*Listed records:*
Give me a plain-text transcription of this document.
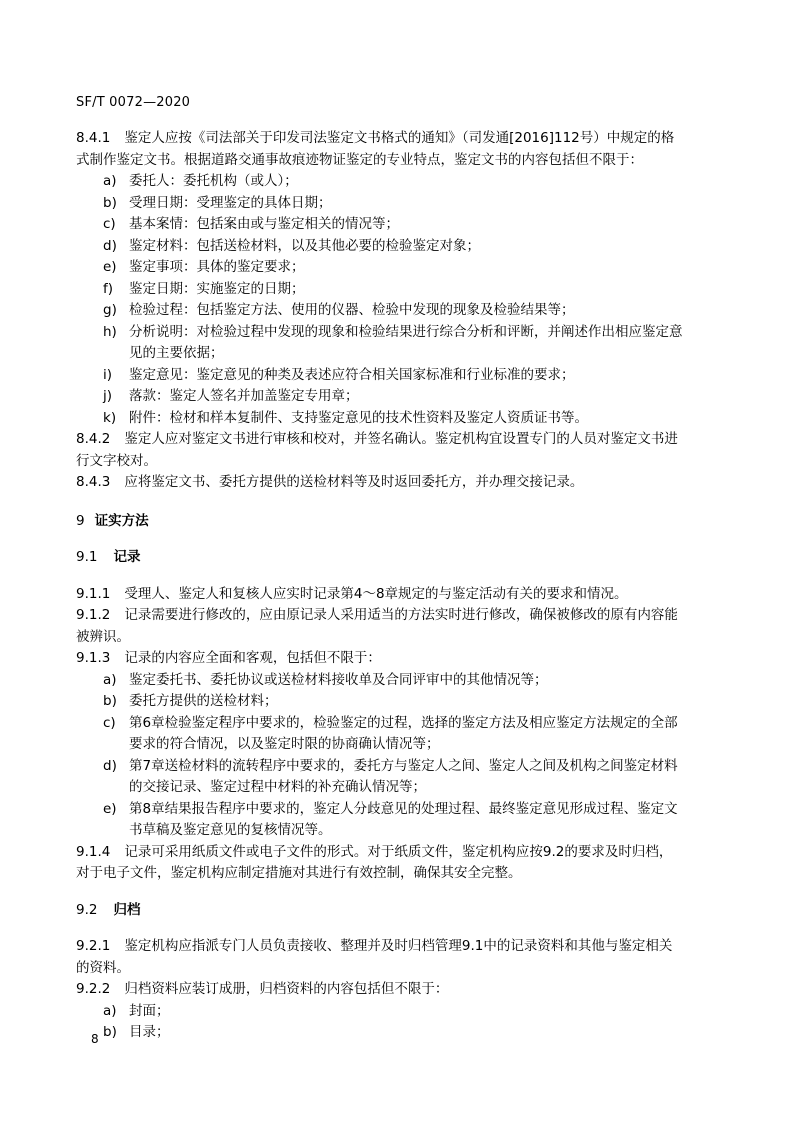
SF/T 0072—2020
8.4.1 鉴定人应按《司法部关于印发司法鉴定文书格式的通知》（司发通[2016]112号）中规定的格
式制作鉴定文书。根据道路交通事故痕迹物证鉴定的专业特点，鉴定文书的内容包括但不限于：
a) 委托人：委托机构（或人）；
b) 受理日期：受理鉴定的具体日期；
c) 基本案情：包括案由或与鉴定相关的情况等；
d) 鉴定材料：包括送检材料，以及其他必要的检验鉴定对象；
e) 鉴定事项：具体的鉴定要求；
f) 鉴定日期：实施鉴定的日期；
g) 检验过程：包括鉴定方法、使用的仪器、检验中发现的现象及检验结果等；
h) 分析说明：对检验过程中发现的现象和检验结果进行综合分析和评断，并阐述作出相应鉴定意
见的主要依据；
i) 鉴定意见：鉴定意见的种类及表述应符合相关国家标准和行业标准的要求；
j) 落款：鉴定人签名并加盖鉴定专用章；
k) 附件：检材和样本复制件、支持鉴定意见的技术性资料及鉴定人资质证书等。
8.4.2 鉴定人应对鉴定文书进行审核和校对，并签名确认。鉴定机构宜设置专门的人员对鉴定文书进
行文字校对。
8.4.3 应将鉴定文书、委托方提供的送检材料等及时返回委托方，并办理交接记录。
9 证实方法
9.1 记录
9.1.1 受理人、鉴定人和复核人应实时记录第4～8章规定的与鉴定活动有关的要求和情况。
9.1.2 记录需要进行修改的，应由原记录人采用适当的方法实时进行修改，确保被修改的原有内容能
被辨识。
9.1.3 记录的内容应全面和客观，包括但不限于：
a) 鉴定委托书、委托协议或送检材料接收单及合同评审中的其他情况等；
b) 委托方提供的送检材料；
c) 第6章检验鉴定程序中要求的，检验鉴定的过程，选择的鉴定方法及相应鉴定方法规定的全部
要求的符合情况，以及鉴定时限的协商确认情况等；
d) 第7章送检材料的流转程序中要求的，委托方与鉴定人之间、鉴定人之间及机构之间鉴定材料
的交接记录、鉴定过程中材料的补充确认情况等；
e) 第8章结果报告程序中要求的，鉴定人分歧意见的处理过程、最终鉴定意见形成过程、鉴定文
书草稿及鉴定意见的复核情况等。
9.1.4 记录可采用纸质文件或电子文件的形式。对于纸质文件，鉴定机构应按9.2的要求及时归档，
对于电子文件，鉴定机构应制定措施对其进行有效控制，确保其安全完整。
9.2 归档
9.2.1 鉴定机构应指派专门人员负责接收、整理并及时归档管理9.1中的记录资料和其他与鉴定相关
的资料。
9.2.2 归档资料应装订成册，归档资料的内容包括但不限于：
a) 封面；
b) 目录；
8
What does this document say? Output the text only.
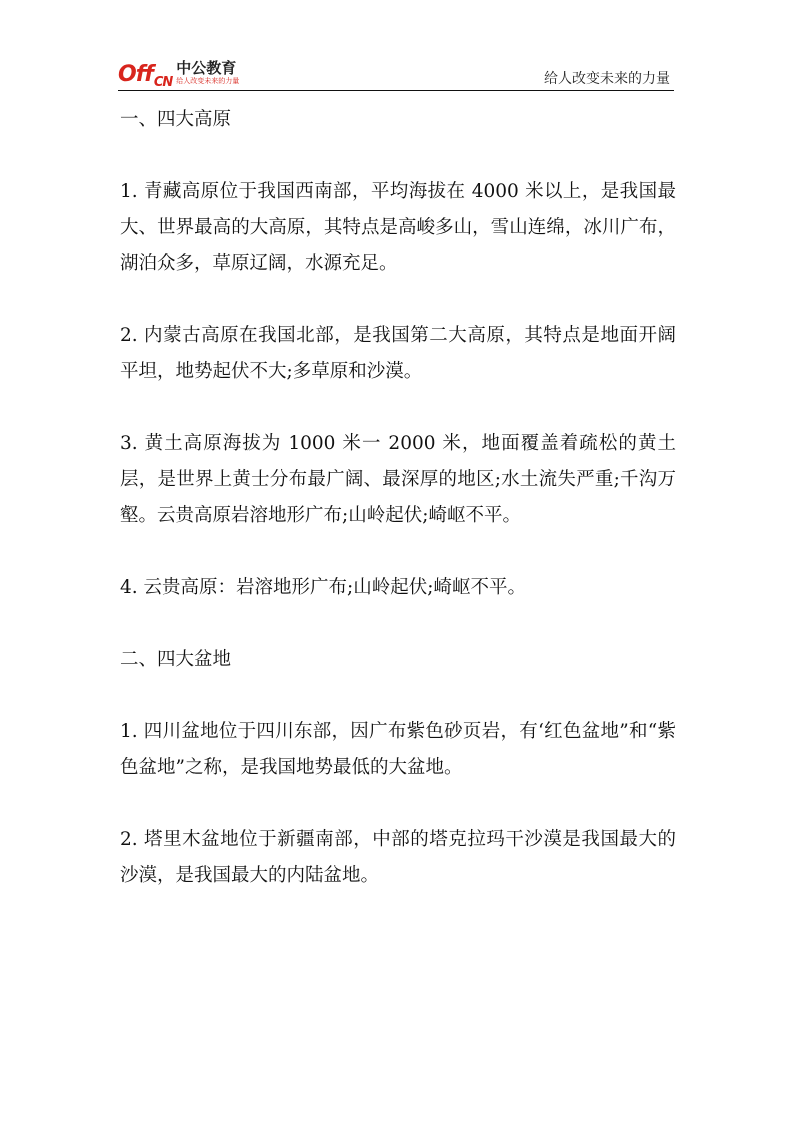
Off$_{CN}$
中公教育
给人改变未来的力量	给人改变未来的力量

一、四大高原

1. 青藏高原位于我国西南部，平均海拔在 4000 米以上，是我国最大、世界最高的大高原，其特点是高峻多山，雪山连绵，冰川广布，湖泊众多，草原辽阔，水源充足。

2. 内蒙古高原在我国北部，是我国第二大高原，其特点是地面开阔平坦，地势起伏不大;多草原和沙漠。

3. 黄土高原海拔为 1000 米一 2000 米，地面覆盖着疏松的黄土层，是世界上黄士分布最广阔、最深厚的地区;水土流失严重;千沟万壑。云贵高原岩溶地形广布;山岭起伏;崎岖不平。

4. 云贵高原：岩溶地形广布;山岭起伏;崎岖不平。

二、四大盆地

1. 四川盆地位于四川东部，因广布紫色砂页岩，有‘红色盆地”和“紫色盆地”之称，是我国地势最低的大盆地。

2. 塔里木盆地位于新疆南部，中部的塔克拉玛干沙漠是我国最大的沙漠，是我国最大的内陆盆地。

*Task to carry out:*
Leave out the pictures and transcribe everything else exactly.

*Task answer:*
Give me a plain-text transcription of this document.
SF/T 0072—2020
8.4.1 鉴定人应按《司法部关于印发司法鉴定文书格式的通知》（司发通[2016]112号）中规定的格
式制作鉴定文书。根据道路交通事故痕迹物证鉴定的专业特点，鉴定文书的内容包括但不限于：
a) 委托人：委托机构（或人）；
b) 受理日期：受理鉴定的具体日期；
c) 基本案情：包括案由或与鉴定相关的情况等；
d) 鉴定材料：包括送检材料，以及其他必要的检验鉴定对象；
e) 鉴定事项：具体的鉴定要求；
f) 鉴定日期：实施鉴定的日期；
g) 检验过程：包括鉴定方法、使用的仪器、检验中发现的现象及检验结果等；
h) 分析说明：对检验过程中发现的现象和检验结果进行综合分析和评断，并阐述作出相应鉴定意
见的主要依据；
i) 鉴定意见：鉴定意见的种类及表述应符合相关国家标准和行业标准的要求；
j) 落款：鉴定人签名并加盖鉴定专用章；
k) 附件：检材和样本复制件、支持鉴定意见的技术性资料及鉴定人资质证书等。
8.4.2 鉴定人应对鉴定文书进行审核和校对，并签名确认。鉴定机构宜设置专门的人员对鉴定文书进
行文字校对。
8.4.3 应将鉴定文书、委托方提供的送检材料等及时返回委托方，并办理交接记录。
9 证实方法
9.1 记录
9.1.1 受理人、鉴定人和复核人应实时记录第4～8章规定的与鉴定活动有关的要求和情况。
9.1.2 记录需要进行修改的，应由原记录人采用适当的方法实时进行修改，确保被修改的原有内容能
被辨识。
9.1.3 记录的内容应全面和客观，包括但不限于：
a) 鉴定委托书、委托协议或送检材料接收单及合同评审中的其他情况等；
b) 委托方提供的送检材料；
c) 第6章检验鉴定程序中要求的，检验鉴定的过程，选择的鉴定方法及相应鉴定方法规定的全部
要求的符合情况，以及鉴定时限的协商确认情况等；
d) 第7章送检材料的流转程序中要求的，委托方与鉴定人之间、鉴定人之间及机构之间鉴定材料
的交接记录、鉴定过程中材料的补充确认情况等；
e) 第8章结果报告程序中要求的，鉴定人分歧意见的处理过程、最终鉴定意见形成过程、鉴定文
书草稿及鉴定意见的复核情况等。
9.1.4 记录可采用纸质文件或电子文件的形式。对于纸质文件，鉴定机构应按9.2的要求及时归档，
对于电子文件，鉴定机构应制定措施对其进行有效控制，确保其安全完整。
9.2 归档
9.2.1 鉴定机构应指派专门人员负责接收、整理并及时归档管理9.1中的记录资料和其他与鉴定相关
的资料。
9.2.2 归档资料应装订成册，归档资料的内容包括但不限于：
a) 封面；
b) 目录；
8
What does this document say? Output the text only.
Off$_{CN}$
中公教育
给人改变未来的力量	给人改变未来的力量

一、四大高原

1. 青藏高原位于我国西南部，平均海拔在 4000 米以上，是我国最大、世界最高的大高原，其特点是高峻多山，雪山连绵，冰川广布，湖泊众多，草原辽阔，水源充足。

2. 内蒙古高原在我国北部，是我国第二大高原，其特点是地面开阔平坦，地势起伏不大;多草原和沙漠。

3. 黄土高原海拔为 1000 米一 2000 米，地面覆盖着疏松的黄土层，是世界上黄士分布最广阔、最深厚的地区;水土流失严重;千沟万壑。云贵高原岩溶地形广布;山岭起伏;崎岖不平。

4. 云贵高原：岩溶地形广布;山岭起伏;崎岖不平。

二、四大盆地

1. 四川盆地位于四川东部，因广布紫色砂页岩，有‘红色盆地”和“紫色盆地”之称，是我国地势最低的大盆地。

2. 塔里木盆地位于新疆南部，中部的塔克拉玛干沙漠是我国最大的沙漠，是我国最大的内陆盆地。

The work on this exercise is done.